_Задание_
В части, которая открывается строкой с «benchmark-label: 435.gromacs bbox=[20, 216, 93, 229]» и закрывается строкой с «bar bbox=[97, 634, 195, 636]», замени «bar» на «column» и приведи эти строки целиком. Больше ничего не меняй.

_Записи коллекции_
★ ★ ★ ★ ★
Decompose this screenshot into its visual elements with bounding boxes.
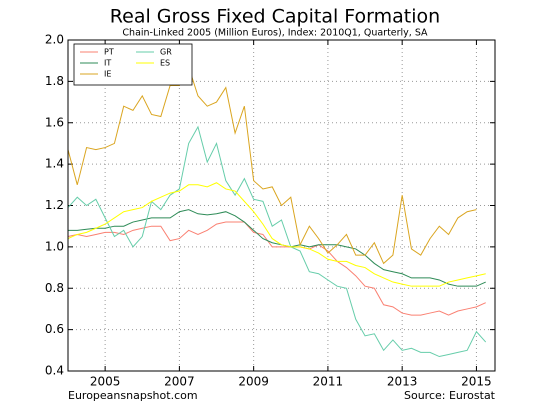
y-tick-label: 0.6 — [45, 322, 64, 336]
series-line — [67, 65, 477, 265]
y-tick-label: 1.6 — [45, 115, 64, 129]
chart-title: Real Gross Fixed Capital Formation — [110, 6, 440, 28]
y-tick-label: 1.2 — [45, 198, 64, 212]
legend-box — [73, 43, 193, 86]
legend-label: PT — [104, 48, 114, 57]
x-tick-label: 2015 — [461, 375, 492, 389]
y-tick-label: 1.8 — [45, 74, 64, 88]
legend-label: ES — [160, 59, 170, 68]
legend-label: IE — [104, 70, 111, 79]
legend-label: GR — [160, 48, 172, 57]
plot-frame — [67, 39, 496, 372]
y-tick-label: 1.4 — [45, 157, 64, 171]
footer-left: Europeansnapshot.com — [68, 389, 198, 402]
series-line — [67, 125, 487, 358]
y-tick-label: 0.4 — [45, 364, 64, 378]
series-line — [68, 209, 486, 287]
x-tick-label: 2007 — [164, 375, 195, 389]
legend-label: IT — [104, 59, 111, 68]
y-tick-label: 0.8 — [45, 281, 64, 295]
y-tick-label: 2.0 — [45, 33, 64, 47]
chart-subtitle: Chain-Linked 2005 (Million Euros), Index… — [122, 28, 428, 39]
x-tick-label: 2009 — [238, 375, 269, 389]
x-tick-label: 2005 — [90, 375, 121, 389]
x-tick-label: 2011 — [313, 375, 344, 389]
x-tick-label: 2013 — [387, 375, 418, 389]
series-line — [67, 221, 486, 316]
series-line — [67, 182, 486, 287]
y-tick-label: 1.0 — [45, 239, 64, 253]
footer-right: Source: Eurostat — [404, 389, 496, 402]
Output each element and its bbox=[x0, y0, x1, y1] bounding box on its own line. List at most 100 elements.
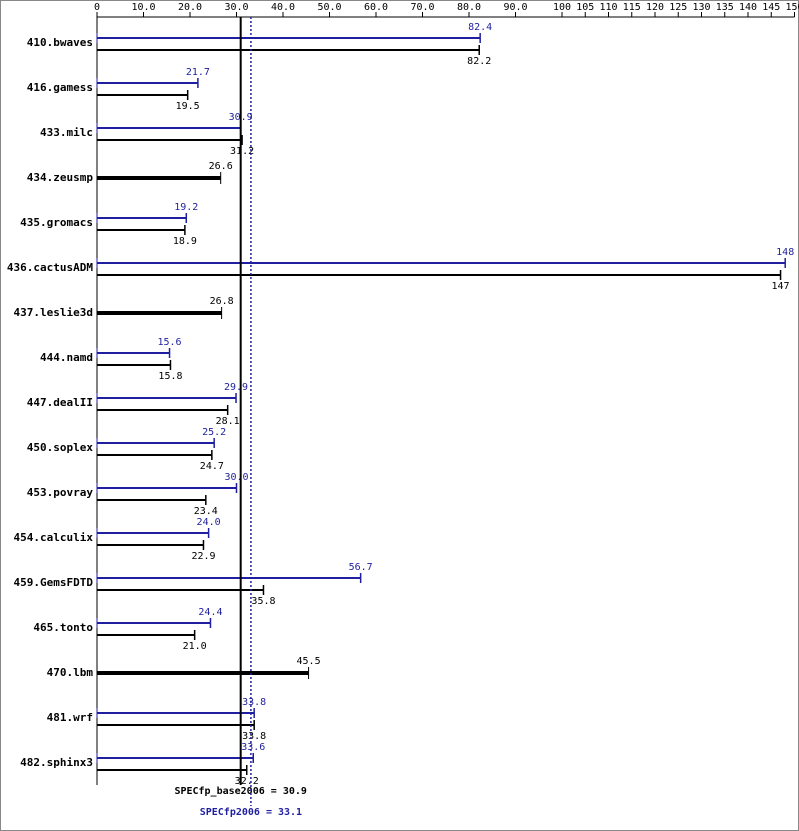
benchmark-label: 435.gromacs bbox=[20, 216, 93, 229]
bar bbox=[97, 532, 209, 534]
bar bbox=[97, 577, 361, 579]
value-label: 26.6 bbox=[209, 161, 233, 172]
x-tick-label: 125 bbox=[669, 2, 687, 13]
bar bbox=[97, 634, 195, 636]
value-label: 21.0 bbox=[183, 641, 207, 652]
reference-value: 33.1 bbox=[278, 807, 302, 818]
value-label: 33.8 bbox=[242, 697, 266, 708]
reference-label: SPECfp2006 = 33.1 bbox=[200, 807, 302, 818]
x-tick-label: 80.0 bbox=[457, 2, 481, 13]
x-tick-label: 50.0 bbox=[317, 2, 341, 13]
bar bbox=[97, 671, 309, 675]
value-label: 21.7 bbox=[186, 67, 210, 78]
value-label: 23.4 bbox=[194, 506, 218, 517]
value-label: 82.2 bbox=[467, 56, 491, 67]
value-label: 19.5 bbox=[176, 101, 200, 112]
benchmark-label: 437.leslie3d bbox=[14, 306, 93, 319]
value-label: 56.7 bbox=[349, 562, 373, 573]
reference-name: SPECfp2006 = bbox=[200, 807, 272, 818]
value-label: 82.4 bbox=[468, 22, 492, 33]
benchmark-label: 465.tonto bbox=[33, 621, 93, 634]
x-tick-label: 140 bbox=[739, 2, 757, 13]
bar bbox=[97, 127, 241, 129]
bar bbox=[97, 487, 237, 489]
bar bbox=[97, 397, 237, 399]
value-label: 148 bbox=[776, 247, 794, 258]
value-label: 19.2 bbox=[174, 202, 198, 213]
benchmark-label: 436.cactusADM bbox=[7, 261, 93, 274]
value-label: 24.0 bbox=[197, 517, 221, 528]
x-tick-label: 145 bbox=[762, 2, 780, 13]
x-tick-label: 150 bbox=[785, 2, 799, 13]
value-label: 15.6 bbox=[157, 337, 181, 348]
value-label: 24.4 bbox=[198, 607, 222, 618]
reference-name: SPECfp_base2006 = bbox=[174, 786, 276, 797]
x-tick-label: 10.0 bbox=[131, 2, 155, 13]
x-tick-label: 30.0 bbox=[224, 2, 248, 13]
bar bbox=[97, 217, 187, 219]
x-tick-label: 0 bbox=[94, 2, 100, 13]
x-tick-label: 40.0 bbox=[271, 2, 295, 13]
x-tick-label: 115 bbox=[623, 2, 641, 13]
bar bbox=[97, 769, 247, 771]
x-tick-label: 130 bbox=[692, 2, 710, 13]
bar bbox=[97, 94, 188, 96]
bar bbox=[97, 352, 170, 354]
value-label: 29.9 bbox=[224, 382, 248, 393]
bar bbox=[97, 229, 185, 231]
bar bbox=[97, 622, 211, 624]
value-label: 32.2 bbox=[235, 776, 259, 787]
bar bbox=[97, 82, 198, 84]
value-label: 18.9 bbox=[173, 236, 197, 247]
value-label: 147 bbox=[772, 281, 790, 292]
x-tick-label: 60.0 bbox=[364, 2, 388, 13]
value-label: 22.9 bbox=[191, 551, 215, 562]
bar bbox=[97, 176, 221, 180]
x-tick-label: 120 bbox=[646, 2, 664, 13]
x-tick-label: 135 bbox=[716, 2, 734, 13]
x-tick-label: 20.0 bbox=[178, 2, 202, 13]
x-tick-label: 100 bbox=[553, 2, 571, 13]
benchmark-label: 444.namd bbox=[40, 351, 93, 364]
value-label: 45.5 bbox=[297, 656, 321, 667]
bar bbox=[97, 311, 222, 315]
value-label: 31.2 bbox=[230, 146, 254, 157]
bar bbox=[97, 139, 243, 141]
bar bbox=[97, 499, 206, 501]
value-label: 33.6 bbox=[241, 742, 265, 753]
benchmark-label: 447.dealII bbox=[27, 396, 93, 409]
value-label: 30.0 bbox=[224, 472, 248, 483]
benchmark-label: 454.calculix bbox=[14, 531, 94, 544]
bar bbox=[97, 712, 255, 714]
bar bbox=[97, 49, 480, 51]
bar bbox=[97, 442, 215, 444]
benchmark-label: 482.sphinx3 bbox=[20, 756, 93, 769]
bar bbox=[97, 454, 212, 456]
value-label: 24.7 bbox=[200, 461, 224, 472]
x-tick-label: 105 bbox=[576, 2, 594, 13]
x-tick-label: 70.0 bbox=[410, 2, 434, 13]
benchmark-label: 434.zeusmp bbox=[27, 171, 94, 184]
x-tick-label: 90.0 bbox=[503, 2, 527, 13]
benchmark-label: 481.wrf bbox=[47, 711, 93, 724]
bar bbox=[97, 724, 255, 726]
bar bbox=[97, 757, 254, 759]
bar bbox=[97, 364, 171, 366]
value-label: 33.8 bbox=[242, 731, 266, 742]
benchmark-label: 459.GemsFDTD bbox=[14, 576, 94, 589]
benchmark-label: 453.povray bbox=[27, 486, 94, 499]
reference-label: SPECfp_base2006 = 30.9 bbox=[174, 786, 306, 797]
bar bbox=[97, 274, 781, 276]
benchmark-label: 410.bwaves bbox=[27, 36, 93, 49]
benchmark-label: 416.gamess bbox=[27, 81, 93, 94]
value-label: 25.2 bbox=[202, 427, 226, 438]
benchmark-label: 433.milc bbox=[40, 126, 93, 139]
x-tick-label: 110 bbox=[599, 2, 617, 13]
bar bbox=[97, 589, 264, 591]
reference-value: 30.9 bbox=[283, 786, 307, 797]
value-label: 35.8 bbox=[251, 596, 275, 607]
bar bbox=[97, 37, 481, 39]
★ ★ ★ ★ ★
_Ответ_
benchmark-label: 435.gromacs bbox=[20, 216, 93, 229]
column bbox=[97, 532, 209, 534]
column bbox=[97, 577, 361, 579]
value-label: 26.6 bbox=[209, 161, 233, 172]
x-tick-label: 125 bbox=[669, 2, 687, 13]
column bbox=[97, 634, 195, 636]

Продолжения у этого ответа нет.